[Figure data in JSON]

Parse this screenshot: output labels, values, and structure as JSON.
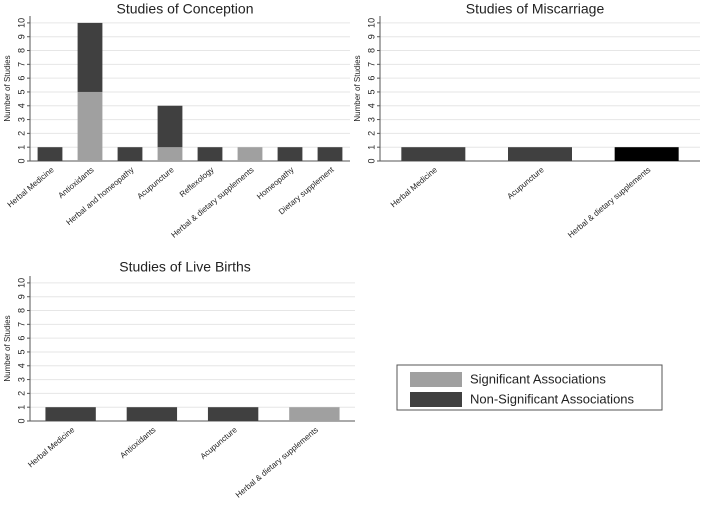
{
  "chart_data": [
    {
      "type": "stacked-bar",
      "title": "Studies of Conception",
      "y_label": "Number of Studies",
      "categories": [
        "Herbal Medicine",
        "Antioxidants",
        "Herbal and homeopathy",
        "Acupuncture",
        "Reflexology",
        "Herbal & dietary supplements",
        "Homeopathy",
        "Dietary supplement"
      ],
      "series": [
        {
          "name": "Significant Associations",
          "color": "#a0a0a0",
          "values": [
            0,
            5,
            0,
            1,
            0,
            1,
            0,
            0
          ]
        },
        {
          "name": "Non-Significant Associations",
          "color": "#404040",
          "values": [
            1,
            5,
            1,
            3,
            1,
            0,
            1,
            1
          ]
        }
      ],
      "ylim": [
        0,
        10.5
      ],
      "yticks": [
        0,
        1,
        2,
        3,
        4,
        5,
        6,
        7,
        8,
        9,
        10
      ],
      "grid": true
    },
    {
      "type": "stacked-bar",
      "title": "Studies of Miscarriage",
      "y_label": "Number of Studies",
      "categories": [
        "Herbal Medicine",
        "Acupuncture",
        "Herbal & dietary supplements"
      ],
      "series": [
        {
          "name": "Significant Associations",
          "color": "#a0a0a0",
          "values": [
            0,
            0,
            0
          ]
        },
        {
          "name": "Non-Significant Associations",
          "color": "#404040",
          "colors": [
            "#404040",
            "#404040",
            "#000000"
          ],
          "values": [
            1,
            1,
            1
          ]
        }
      ],
      "ylim": [
        0,
        10.5
      ],
      "yticks": [
        0,
        1,
        2,
        3,
        4,
        5,
        6,
        7,
        8,
        9,
        10
      ],
      "grid": true
    },
    {
      "type": "stacked-bar",
      "title": "Studies of Live Births",
      "y_label": "Number of Studies",
      "categories": [
        "Herbal Medicine",
        "Antioxidants",
        "Acupuncture",
        "Herbal & dietary supplements"
      ],
      "series": [
        {
          "name": "Significant Associations",
          "color": "#a0a0a0",
          "values": [
            0,
            0,
            0,
            1
          ]
        },
        {
          "name": "Non-Significant Associations",
          "color": "#404040",
          "values": [
            1,
            1,
            1,
            0
          ]
        }
      ],
      "ylim": [
        0,
        10.5
      ],
      "yticks": [
        0,
        1,
        2,
        3,
        4,
        5,
        6,
        7,
        8,
        9,
        10
      ],
      "grid": true
    }
  ]
}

* _What the exercise asks_: Repeat every record precisely. Any picture among them stays out of the copy.

* _The output_:
Parse this screenshot: output labels, values, and structure as JSON.
{
  "chart_data": [
    {
      "type": "stacked-bar",
      "title": "Studies of Conception",
      "y_label": "Number of Studies",
      "categories": [
        "Herbal Medicine",
        "Antioxidants",
        "Herbal and homeopathy",
        "Acupuncture",
        "Reflexology",
        "Herbal & dietary supplements",
        "Homeopathy",
        "Dietary supplement"
      ],
      "series": [
        {
          "name": "Significant Associations",
          "color": "#a0a0a0",
          "values": [
            0,
            5,
            0,
            1,
            0,
            1,
            0,
            0
          ]
        },
        {
          "name": "Non-Significant Associations",
          "color": "#404040",
          "values": [
            1,
            5,
            1,
            3,
            1,
            0,
            1,
            1
          ]
        }
      ],
      "ylim": [
        0,
        10.5
      ],
      "yticks": [
        0,
        1,
        2,
        3,
        4,
        5,
        6,
        7,
        8,
        9,
        10
      ],
      "grid": true
    },
    {
      "type": "stacked-bar",
      "title": "Studies of Miscarriage",
      "y_label": "Number of Studies",
      "categories": [
        "Herbal Medicine",
        "Acupuncture",
        "Herbal & dietary supplements"
      ],
      "series": [
        {
          "name": "Significant Associations",
          "color": "#a0a0a0",
          "values": [
            0,
            0,
            0
          ]
        },
        {
          "name": "Non-Significant Associations",
          "color": "#404040",
          "colors": [
            "#404040",
            "#404040",
            "#000000"
          ],
          "values": [
            1,
            1,
            1
          ]
        }
      ],
      "ylim": [
        0,
        10.5
      ],
      "yticks": [
        0,
        1,
        2,
        3,
        4,
        5,
        6,
        7,
        8,
        9,
        10
      ],
      "grid": true
    },
    {
      "type": "stacked-bar",
      "title": "Studies of Live Births",
      "y_label": "Number of Studies",
      "categories": [
        "Herbal Medicine",
        "Antioxidants",
        "Acupuncture",
        "Herbal & dietary supplements"
      ],
      "series": [
        {
          "name": "Significant Associations",
          "color": "#a0a0a0",
          "values": [
            0,
            0,
            0,
            1
          ]
        },
        {
          "name": "Non-Significant Associations",
          "color": "#404040",
          "values": [
            1,
            1,
            1,
            0
          ]
        }
      ],
      "ylim": [
        0,
        10.5
      ],
      "yticks": [
        0,
        1,
        2,
        3,
        4,
        5,
        6,
        7,
        8,
        9,
        10
      ],
      "grid": true
    }
  ]
}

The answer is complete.